Supplied data
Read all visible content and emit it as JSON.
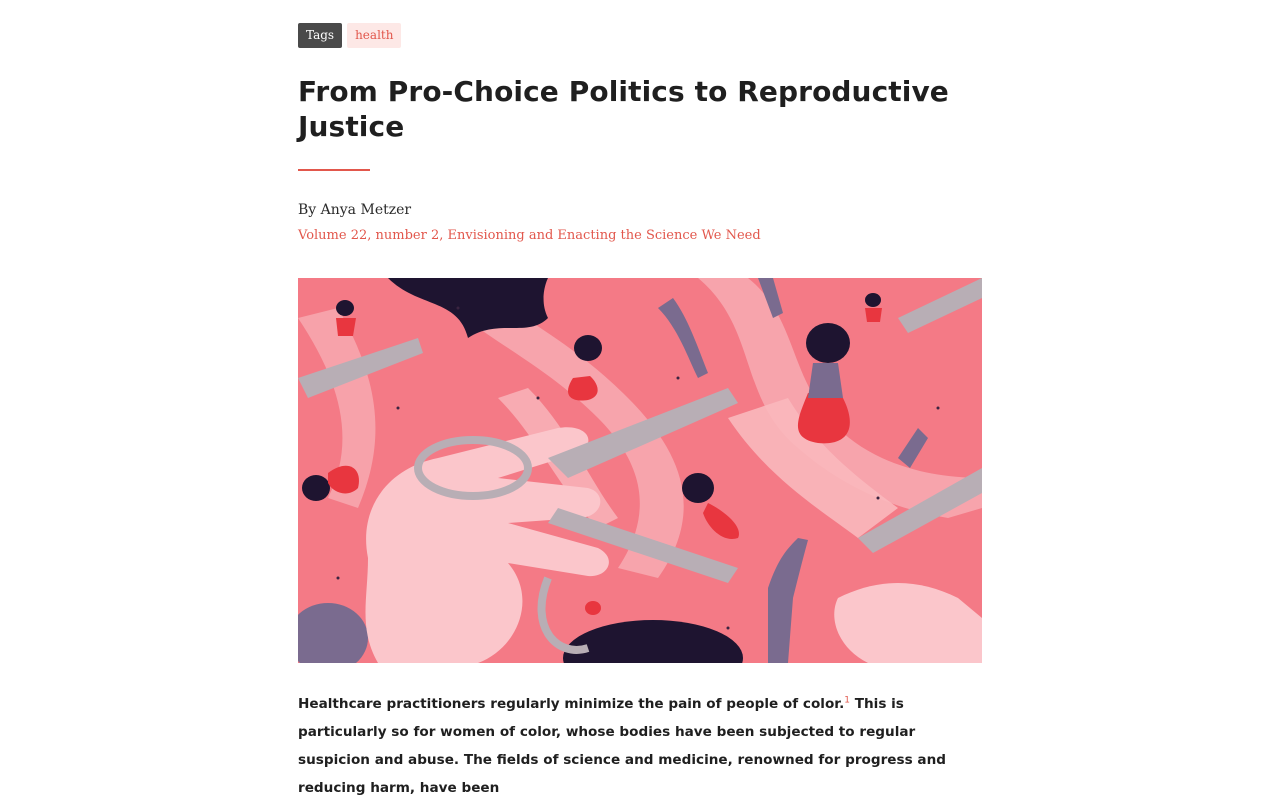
{
  "tags": {
    "label": "Tags",
    "items": [
      "health"
    ]
  },
  "article": {
    "title": "From Pro-Choice Politics to Reproductive Justice",
    "byline": "By Anya Metzer",
    "volume": "Volume 22, number 2, Envisioning and Enacting the Science We Need",
    "body": {
      "sentence_1": "Healthcare practitioners regularly minimize the pain of people of color.",
      "footnote": "1",
      "sentence_2": " This is particularly so for women of color, whose bodies have been subjected to regular suspicion and abuse. The fields of science and medicine, renowned for progress and reducing harm, have been"
    }
  },
  "colors": {
    "accent": "#e2574c",
    "tag_dark": "#4a4a4a",
    "tag_light": "#fde8e6",
    "illustration_bg": "#f47a86"
  },
  "icons": {
    "hero_image": "illustration-scissors-women"
  }
}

Task instructions
Collect every line from the records above that contains the word "women".

Full answer
      "sentence_2": " This is particularly so for women of color, whose bodies have been subjected to regular suspicion and abuse. The fields of science and medicine, renowned for progress and reducing harm, have been"
    "hero_image": "illustration-scissors-women"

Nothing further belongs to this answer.